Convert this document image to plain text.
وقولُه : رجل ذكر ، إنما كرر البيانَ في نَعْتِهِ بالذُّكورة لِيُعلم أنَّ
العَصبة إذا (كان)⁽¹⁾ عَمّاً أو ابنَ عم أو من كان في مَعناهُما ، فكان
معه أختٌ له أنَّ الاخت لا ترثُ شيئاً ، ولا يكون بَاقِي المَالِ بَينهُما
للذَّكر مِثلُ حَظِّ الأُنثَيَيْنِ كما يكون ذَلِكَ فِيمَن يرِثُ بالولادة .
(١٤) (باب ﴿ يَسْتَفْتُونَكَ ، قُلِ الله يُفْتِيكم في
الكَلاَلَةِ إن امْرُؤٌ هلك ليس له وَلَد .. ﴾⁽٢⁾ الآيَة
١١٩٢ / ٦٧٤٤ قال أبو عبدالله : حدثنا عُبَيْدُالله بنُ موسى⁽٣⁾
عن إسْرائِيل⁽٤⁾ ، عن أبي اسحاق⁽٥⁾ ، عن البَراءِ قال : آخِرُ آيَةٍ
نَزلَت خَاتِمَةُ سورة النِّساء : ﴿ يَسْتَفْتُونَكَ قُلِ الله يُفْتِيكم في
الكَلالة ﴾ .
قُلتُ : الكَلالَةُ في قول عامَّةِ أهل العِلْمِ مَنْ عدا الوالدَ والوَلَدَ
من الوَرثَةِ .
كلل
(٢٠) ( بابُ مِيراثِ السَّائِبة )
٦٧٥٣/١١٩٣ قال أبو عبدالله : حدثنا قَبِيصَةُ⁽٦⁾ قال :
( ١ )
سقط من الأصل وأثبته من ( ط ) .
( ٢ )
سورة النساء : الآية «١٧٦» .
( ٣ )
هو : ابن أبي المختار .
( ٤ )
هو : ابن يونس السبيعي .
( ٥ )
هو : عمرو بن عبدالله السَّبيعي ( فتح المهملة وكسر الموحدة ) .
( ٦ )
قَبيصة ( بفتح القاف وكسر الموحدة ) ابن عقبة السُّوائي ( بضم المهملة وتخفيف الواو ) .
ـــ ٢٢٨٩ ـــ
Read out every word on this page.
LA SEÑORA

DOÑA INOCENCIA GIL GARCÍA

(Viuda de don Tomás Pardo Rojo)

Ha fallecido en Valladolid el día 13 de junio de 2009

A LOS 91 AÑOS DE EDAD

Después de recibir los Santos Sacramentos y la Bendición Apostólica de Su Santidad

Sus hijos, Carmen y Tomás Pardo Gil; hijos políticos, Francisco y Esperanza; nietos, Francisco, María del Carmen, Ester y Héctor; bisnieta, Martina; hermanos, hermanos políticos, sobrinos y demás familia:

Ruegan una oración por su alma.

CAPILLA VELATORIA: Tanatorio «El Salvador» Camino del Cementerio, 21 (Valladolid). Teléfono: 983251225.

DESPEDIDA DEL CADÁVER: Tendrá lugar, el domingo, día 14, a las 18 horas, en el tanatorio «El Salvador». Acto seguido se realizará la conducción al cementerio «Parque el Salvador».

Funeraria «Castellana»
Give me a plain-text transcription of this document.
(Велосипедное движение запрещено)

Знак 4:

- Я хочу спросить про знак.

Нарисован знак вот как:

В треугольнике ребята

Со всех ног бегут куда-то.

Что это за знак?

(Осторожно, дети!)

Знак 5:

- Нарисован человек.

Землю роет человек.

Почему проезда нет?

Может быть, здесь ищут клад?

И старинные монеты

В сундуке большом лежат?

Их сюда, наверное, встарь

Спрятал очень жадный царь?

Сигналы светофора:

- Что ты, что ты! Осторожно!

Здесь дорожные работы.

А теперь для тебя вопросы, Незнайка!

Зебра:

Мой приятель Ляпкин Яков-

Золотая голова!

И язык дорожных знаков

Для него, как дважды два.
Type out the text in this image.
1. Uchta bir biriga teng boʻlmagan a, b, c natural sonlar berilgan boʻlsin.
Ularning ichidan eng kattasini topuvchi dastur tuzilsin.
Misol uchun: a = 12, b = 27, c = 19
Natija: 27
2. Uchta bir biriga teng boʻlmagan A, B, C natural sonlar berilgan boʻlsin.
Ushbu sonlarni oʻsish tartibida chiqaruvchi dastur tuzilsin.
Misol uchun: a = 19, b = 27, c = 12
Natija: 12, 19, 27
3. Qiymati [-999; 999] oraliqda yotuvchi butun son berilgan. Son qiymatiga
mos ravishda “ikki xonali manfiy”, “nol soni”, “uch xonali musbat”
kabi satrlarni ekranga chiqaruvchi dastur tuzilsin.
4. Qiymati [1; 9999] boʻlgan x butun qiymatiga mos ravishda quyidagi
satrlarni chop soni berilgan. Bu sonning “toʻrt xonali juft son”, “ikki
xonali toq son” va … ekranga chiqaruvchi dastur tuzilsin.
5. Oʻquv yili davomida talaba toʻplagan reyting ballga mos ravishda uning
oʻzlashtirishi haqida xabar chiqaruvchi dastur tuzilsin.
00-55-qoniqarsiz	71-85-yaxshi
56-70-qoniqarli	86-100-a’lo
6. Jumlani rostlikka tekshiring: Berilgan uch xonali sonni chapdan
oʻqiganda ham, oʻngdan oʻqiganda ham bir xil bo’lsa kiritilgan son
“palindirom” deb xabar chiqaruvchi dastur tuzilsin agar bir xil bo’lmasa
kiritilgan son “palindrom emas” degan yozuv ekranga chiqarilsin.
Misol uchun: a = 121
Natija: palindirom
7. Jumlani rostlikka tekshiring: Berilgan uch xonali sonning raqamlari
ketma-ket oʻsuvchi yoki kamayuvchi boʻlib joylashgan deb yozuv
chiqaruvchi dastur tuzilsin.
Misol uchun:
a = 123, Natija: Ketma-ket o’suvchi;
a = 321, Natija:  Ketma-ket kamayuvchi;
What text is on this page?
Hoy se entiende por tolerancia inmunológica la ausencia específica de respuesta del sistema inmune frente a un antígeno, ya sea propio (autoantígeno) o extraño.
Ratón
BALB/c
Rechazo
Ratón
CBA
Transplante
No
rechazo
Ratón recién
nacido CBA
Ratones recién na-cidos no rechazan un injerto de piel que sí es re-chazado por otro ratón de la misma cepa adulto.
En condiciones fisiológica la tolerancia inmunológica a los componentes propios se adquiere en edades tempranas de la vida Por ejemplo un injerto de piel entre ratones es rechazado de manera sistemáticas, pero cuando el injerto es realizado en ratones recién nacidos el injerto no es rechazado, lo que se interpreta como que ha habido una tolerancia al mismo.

_WHAT YOU HAVE TO DO_: Repeat the data precisely, line by line.

_COMPLETE RESPONSE_:
Convert this document image to plain text.
وقولُه : رجل ذكر ، إنما كرر البيانَ في نَعْتِهِ بالذُّكورة لِيُعلم أنَّ
العَصبة إذا (كان)⁽¹⁾ عَمّاً أو ابنَ عم أو من كان في مَعناهُما ، فكان
معه أختٌ له أنَّ الاخت لا ترثُ شيئاً ، ولا يكون بَاقِي المَالِ بَينهُما
للذَّكر مِثلُ حَظِّ الأُنثَيَيْنِ كما يكون ذَلِكَ فِيمَن يرِثُ بالولادة .
(١٤) (باب ﴿ يَسْتَفْتُونَكَ ، قُلِ الله يُفْتِيكم في
الكَلاَلَةِ إن امْرُؤٌ هلك ليس له وَلَد .. ﴾⁽٢⁾ الآيَة
١١٩٢ / ٦٧٤٤ قال أبو عبدالله : حدثنا عُبَيْدُالله بنُ موسى⁽٣⁾
عن إسْرائِيل⁽٤⁾ ، عن أبي اسحاق⁽٥⁾ ، عن البَراءِ قال : آخِرُ آيَةٍ
نَزلَت خَاتِمَةُ سورة النِّساء : ﴿ يَسْتَفْتُونَكَ قُلِ الله يُفْتِيكم في
الكَلالة ﴾ .
قُلتُ : الكَلالَةُ في قول عامَّةِ أهل العِلْمِ مَنْ عدا الوالدَ والوَلَدَ
من الوَرثَةِ .
كلل
(٢٠) ( بابُ مِيراثِ السَّائِبة )
٦٧٥٣/١١٩٣ قال أبو عبدالله : حدثنا قَبِيصَةُ⁽٦⁾ قال :
( ١ )
سقط من الأصل وأثبته من ( ط ) .
( ٢ )
سورة النساء : الآية «١٧٦» .
( ٣ )
هو : ابن أبي المختار .
( ٤ )
هو : ابن يونس السبيعي .
( ٥ )
هو : عمرو بن عبدالله السَّبيعي ( فتح المهملة وكسر الموحدة ) .
( ٦ )
قَبيصة ( بفتح القاف وكسر الموحدة ) ابن عقبة السُّوائي ( بضم المهملة وتخفيف الواو ) .
ـــ ٢٢٨٩ ـــ
Read out every word on this page.
LA SEÑORA

DOÑA INOCENCIA GIL GARCÍA

(Viuda de don Tomás Pardo Rojo)

Ha fallecido en Valladolid el día 13 de junio de 2009

A LOS 91 AÑOS DE EDAD

Después de recibir los Santos Sacramentos y la Bendición Apostólica de Su Santidad

Sus hijos, Carmen y Tomás Pardo Gil; hijos políticos, Francisco y Esperanza; nietos, Francisco, María del Carmen, Ester y Héctor; bisnieta, Martina; hermanos, hermanos políticos, sobrinos y demás familia:

Ruegan una oración por su alma.

CAPILLA VELATORIA: Tanatorio «El Salvador» Camino del Cementerio, 21 (Valladolid). Teléfono: 983251225.

DESPEDIDA DEL CADÁVER: Tendrá lugar, el domingo, día 14, a las 18 horas, en el tanatorio «El Salvador». Acto seguido se realizará la conducción al cementerio «Parque el Salvador».

Funeraria «Castellana»
Give me a plain-text transcription of this document.
(Велосипедное движение запрещено)

Знак 4:

- Я хочу спросить про знак.

Нарисован знак вот как:

В треугольнике ребята

Со всех ног бегут куда-то.

Что это за знак?

(Осторожно, дети!)

Знак 5:

- Нарисован человек.

Землю роет человек.

Почему проезда нет?

Может быть, здесь ищут клад?

И старинные монеты

В сундуке большом лежат?

Их сюда, наверное, встарь

Спрятал очень жадный царь?

Сигналы светофора:

- Что ты, что ты! Осторожно!

Здесь дорожные работы.

А теперь для тебя вопросы, Незнайка!

Зебра:

Мой приятель Ляпкин Яков-

Золотая голова!

И язык дорожных знаков

Для него, как дважды два.
Type out the text in this image.
1. Uchta bir biriga teng boʻlmagan a, b, c natural sonlar berilgan boʻlsin.
Ularning ichidan eng kattasini topuvchi dastur tuzilsin.
Misol uchun: a = 12, b = 27, c = 19
Natija: 27
2. Uchta bir biriga teng boʻlmagan A, B, C natural sonlar berilgan boʻlsin.
Ushbu sonlarni oʻsish tartibida chiqaruvchi dastur tuzilsin.
Misol uchun: a = 19, b = 27, c = 12
Natija: 12, 19, 27
3. Qiymati [-999; 999] oraliqda yotuvchi butun son berilgan. Son qiymatiga
mos ravishda “ikki xonali manfiy”, “nol soni”, “uch xonali musbat”
kabi satrlarni ekranga chiqaruvchi dastur tuzilsin.
4. Qiymati [1; 9999] boʻlgan x butun qiymatiga mos ravishda quyidagi
satrlarni chop soni berilgan. Bu sonning “toʻrt xonali juft son”, “ikki
xonali toq son” va … ekranga chiqaruvchi dastur tuzilsin.
5. Oʻquv yili davomida talaba toʻplagan reyting ballga mos ravishda uning
oʻzlashtirishi haqida xabar chiqaruvchi dastur tuzilsin.
00-55-qoniqarsiz	71-85-yaxshi
56-70-qoniqarli	86-100-a’lo
6. Jumlani rostlikka tekshiring: Berilgan uch xonali sonni chapdan
oʻqiganda ham, oʻngdan oʻqiganda ham bir xil bo’lsa kiritilgan son
“palindirom” deb xabar chiqaruvchi dastur tuzilsin agar bir xil bo’lmasa
kiritilgan son “palindrom emas” degan yozuv ekranga chiqarilsin.
Misol uchun: a = 121
Natija: palindirom
7. Jumlani rostlikka tekshiring: Berilgan uch xonali sonning raqamlari
ketma-ket oʻsuvchi yoki kamayuvchi boʻlib joylashgan deb yozuv
chiqaruvchi dastur tuzilsin.
Misol uchun:
a = 123, Natija: Ketma-ket o’suvchi;
a = 321, Natija:  Ketma-ket kamayuvchi;
What text is on this page?
Hoy se entiende por tolerancia inmunológica la ausencia específica de respuesta del sistema inmune frente a un antígeno, ya sea propio (autoantígeno) o extraño.
Ratón
BALB/c
Rechazo
Ratón
CBA
Transplante
No
rechazo
Ratón recién
nacido CBA
Ratones recién na-cidos no rechazan un injerto de piel que sí es re-chazado por otro ratón de la misma cepa adulto.
En condiciones fisiológica la tolerancia inmunológica a los componentes propios se adquiere en edades tempranas de la vida Por ejemplo un injerto de piel entre ratones es rechazado de manera sistemáticas, pero cuando el injerto es realizado en ratones recién nacidos el injerto no es rechazado, lo que se interpreta como que ha habido una tolerancia al mismo.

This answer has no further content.